### DATA ###

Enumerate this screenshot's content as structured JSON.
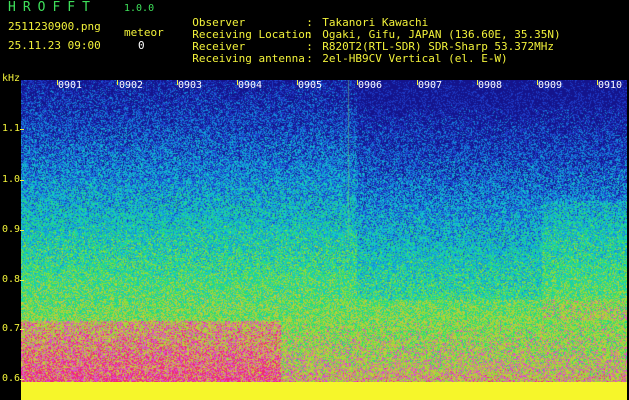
{
  "header": {
    "app_name": "HROFFT",
    "app_version": "1.0.0",
    "filename": "2511230900.png",
    "datetime": "25.11.23 09:00",
    "meteor_label": "meteor",
    "meteor_count": "0"
  },
  "info": [
    {
      "key": "Observer",
      "sep": ":",
      "value": "Takanori Kawachi"
    },
    {
      "key": "Receiving Location",
      "sep": ":",
      "value": "Ogaki, Gifu, JAPAN (136.60E, 35.35N)"
    },
    {
      "key": "Receiver",
      "sep": ":",
      "value": "R820T2(RTL-SDR) SDR-Sharp 53.372MHz"
    },
    {
      "key": "Receiving antenna",
      "sep": ":",
      "value": "2el-HB9CV Vertical (el. E-W)"
    }
  ],
  "axis": {
    "y_unit": "kHz",
    "y_ticks": [
      "1.1",
      "1.0",
      "0.9",
      "0.8",
      "0.7",
      "0.6"
    ],
    "x_ticks": [
      "0901",
      "0902",
      "0903",
      "0904",
      "0905",
      "0906",
      "0907",
      "0908",
      "0909",
      "0910"
    ]
  },
  "colors": {
    "text_green": "#3ee05a",
    "text_yellow": "#f2f23a",
    "baseline_yellow": "#f6f62a"
  }
}
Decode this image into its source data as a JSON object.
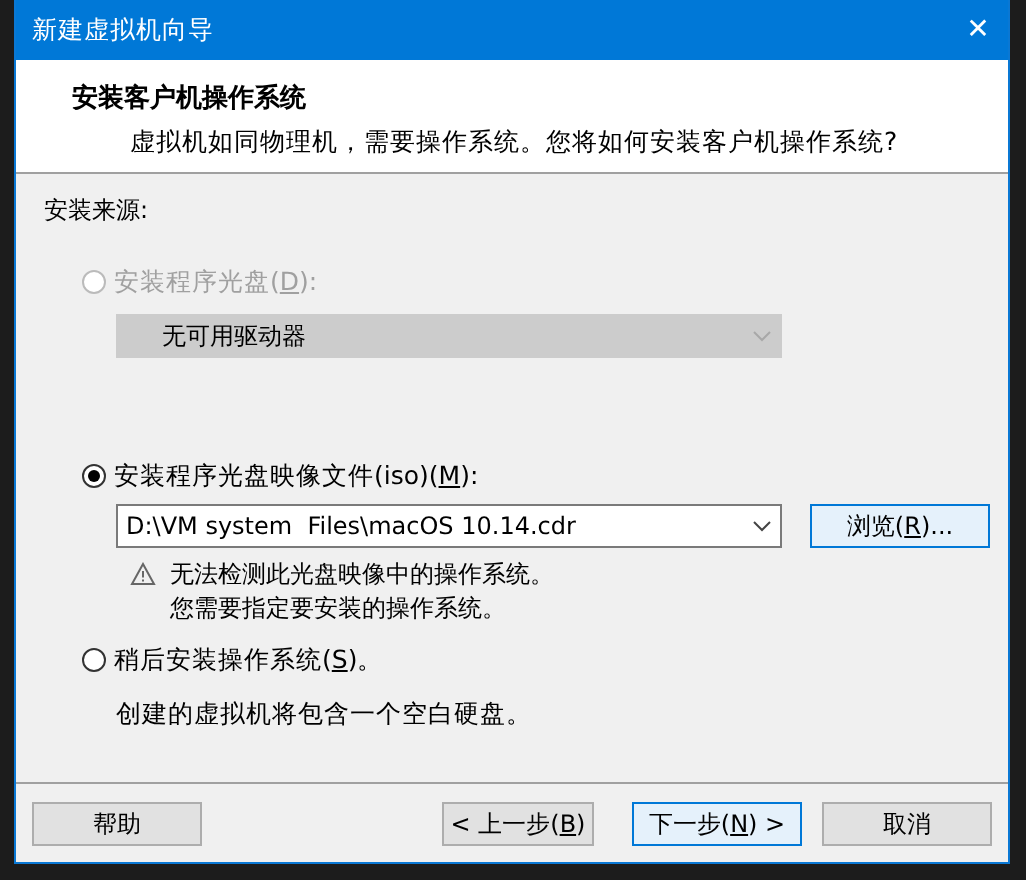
{
  "window": {
    "title": "新建虚拟机向导",
    "close": "✕"
  },
  "header": {
    "title": "安装客户机操作系统",
    "subtitle": "虚拟机如同物理机，需要操作系统。您将如何安装客户机操作系统?"
  },
  "section_label": "安装来源:",
  "options": [
    {
      "kind": "drive",
      "label_parts": [
        "安装程序光盘(",
        "D",
        "):"
      ],
      "selected": false,
      "disabled": true,
      "dropdown": {
        "value": "无可用驱动器",
        "disabled": true
      }
    },
    {
      "kind": "iso",
      "label_parts": [
        "安装程序光盘映像文件(iso)(",
        "M",
        "):"
      ],
      "selected": true,
      "disabled": false,
      "dropdown": {
        "value": "D:\\VM system  Files\\macOS 10.14.cdr",
        "disabled": false
      },
      "browse_parts": [
        "浏览(",
        "R",
        ")..."
      ],
      "warning": [
        "无法检测此光盘映像中的操作系统。",
        "您需要指定要安装的操作系统。"
      ]
    },
    {
      "kind": "later",
      "label_parts": [
        "稍后安装操作系统(",
        "S",
        ")。"
      ],
      "selected": false,
      "disabled": false,
      "note": "创建的虚拟机将包含一个空白硬盘。"
    }
  ],
  "buttons": [
    {
      "label_parts": [
        "帮助"
      ],
      "focused": false
    },
    {
      "label_parts": [
        "< 上一步(",
        "B",
        ")"
      ],
      "focused": false
    },
    {
      "label_parts": [
        "下一步(",
        "N",
        ") >"
      ],
      "focused": true
    },
    {
      "label_parts": [
        "取消"
      ],
      "focused": false
    }
  ]
}
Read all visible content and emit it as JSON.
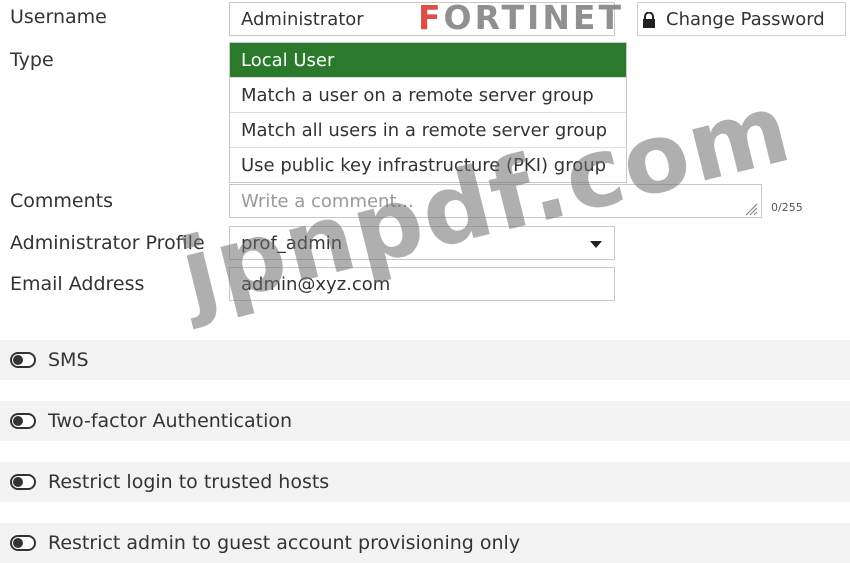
{
  "brand": {
    "logo_text": "FORTINET"
  },
  "form": {
    "username": {
      "label": "Username",
      "value": "Administrator"
    },
    "change_password": {
      "label": "Change Password"
    },
    "type": {
      "label": "Type",
      "options": [
        "Local User",
        "Match a user on a remote server group",
        "Match all users in a remote server group",
        "Use public key infrastructure (PKI) group"
      ],
      "selected": "Local User"
    },
    "comments": {
      "label": "Comments",
      "placeholder": "Write a comment...",
      "counter": "0/255"
    },
    "admin_profile": {
      "label": "Administrator Profile",
      "value": "prof_admin"
    },
    "email": {
      "label": "Email Address",
      "value": "admin@xyz.com"
    }
  },
  "toggles": [
    {
      "label": "SMS",
      "enabled": false
    },
    {
      "label": "Two-factor Authentication",
      "enabled": false
    },
    {
      "label": "Restrict login to trusted hosts",
      "enabled": false
    },
    {
      "label": "Restrict admin to guest account provisioning only",
      "enabled": false
    }
  ],
  "watermark": "jpnpdf.com",
  "colors": {
    "selected_option": "#2b7a2b",
    "toggle_off": "#333333",
    "band_bg": "#f3f3f3"
  }
}
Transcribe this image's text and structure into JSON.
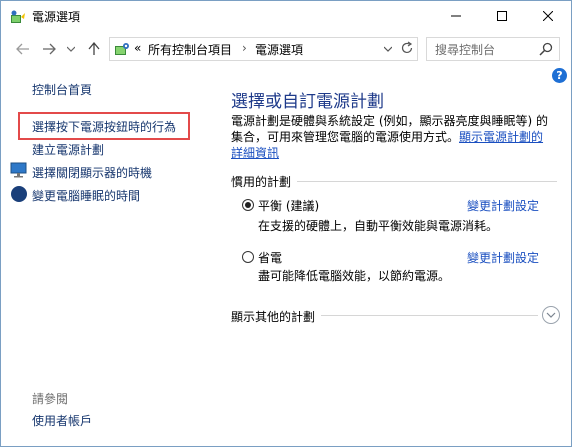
{
  "window": {
    "title": "電源選項",
    "minimize": "—",
    "maximize": "☐",
    "close": "✕"
  },
  "address": {
    "chevron": "«",
    "crumb1": "所有控制台項目",
    "sep": "›",
    "crumb2": "電源選項",
    "search_placeholder": "搜尋控制台"
  },
  "help": "?",
  "sidebar": {
    "items": [
      {
        "label": "控制台首頁"
      },
      {
        "label": "選擇按下電源按鈕時的行為"
      },
      {
        "label": "建立電源計劃"
      },
      {
        "label": "選擇關閉顯示器的時機"
      },
      {
        "label": "變更電腦睡眠的時間"
      }
    ],
    "see_also": "請參閱",
    "user_accounts": "使用者帳戶"
  },
  "main": {
    "heading": "選擇或自訂電源計劃",
    "description": "電源計劃是硬體與系統設定 (例如，顯示器亮度與睡眠等) 的集合，可用來管理您電腦的電源使用方式。",
    "more_link": "顯示電源計劃的詳細資訊",
    "preferred_section": "慣用的計劃",
    "plans": [
      {
        "name": "平衡 (建議)",
        "desc": "在支援的硬體上，自動平衡效能與電源消耗。",
        "change": "變更計劃設定",
        "selected": true
      },
      {
        "name": "省電",
        "desc": "盡可能降低電腦效能，以節約電源。",
        "change": "變更計劃設定",
        "selected": false
      }
    ],
    "other_section": "顯示其他的計劃"
  }
}
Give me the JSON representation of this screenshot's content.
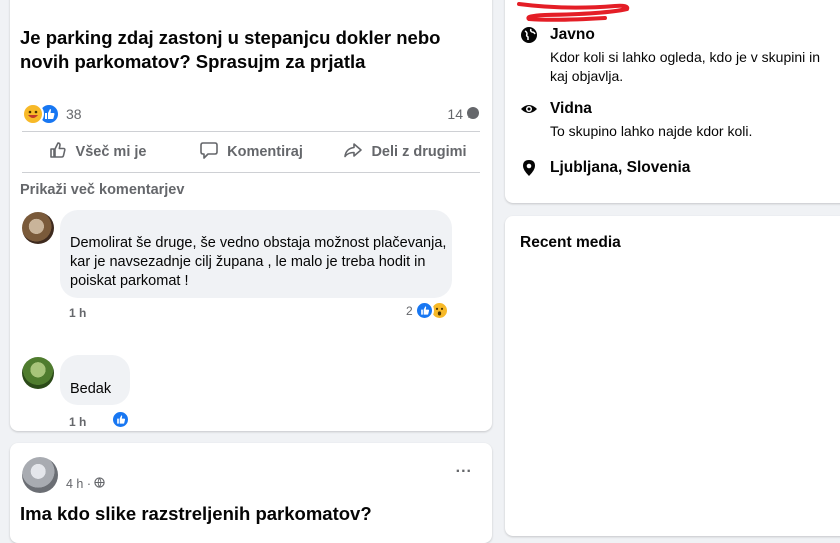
{
  "post1": {
    "title": "Je parking zdaj zastonj u stepanjcu dokler nebo novih parkomatov? Sprasujm za prjatla",
    "reactions_count": "38",
    "comments_count": "14",
    "actions": {
      "like": "Všeč mi je",
      "comment": "Komentiraj",
      "share": "Deli z drugimi"
    },
    "more_comments": "Prikaži več komentarjev",
    "comments": [
      {
        "text": "Demolirat še druge, še vedno obstaja možnost plačevanja, kar je navsezadnje cilj župana , le malo je treba hodit in poiskat parkomat !",
        "time": "1 h",
        "reaction_count": "2"
      },
      {
        "text": "Bedak",
        "time": "1 h"
      }
    ]
  },
  "post2": {
    "time": "4 h ·",
    "title": "Ima kdo slike razstreljenih parkomatov?",
    "more": "..."
  },
  "about": {
    "items": [
      {
        "icon": "globe-icon",
        "title": "Javno",
        "sub": "Kdor koli si lahko ogleda, kdo je v skupini in kaj objavlja."
      },
      {
        "icon": "eye-icon",
        "title": "Vidna",
        "sub": "To skupino lahko najde kdor koli."
      },
      {
        "icon": "location-pin-icon",
        "title": "Ljubljana, Slovenia"
      }
    ]
  },
  "media": {
    "title": "Recent media"
  },
  "colors": {
    "accent": "#1877f2",
    "annotation": "#e41e26"
  }
}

###

TASK STATEMENT:
Copy all lines from the material that hold "remote".

CORRECT RESPONSE:
        "Match a user on a remote server group",
        "Match all users in a remote server group",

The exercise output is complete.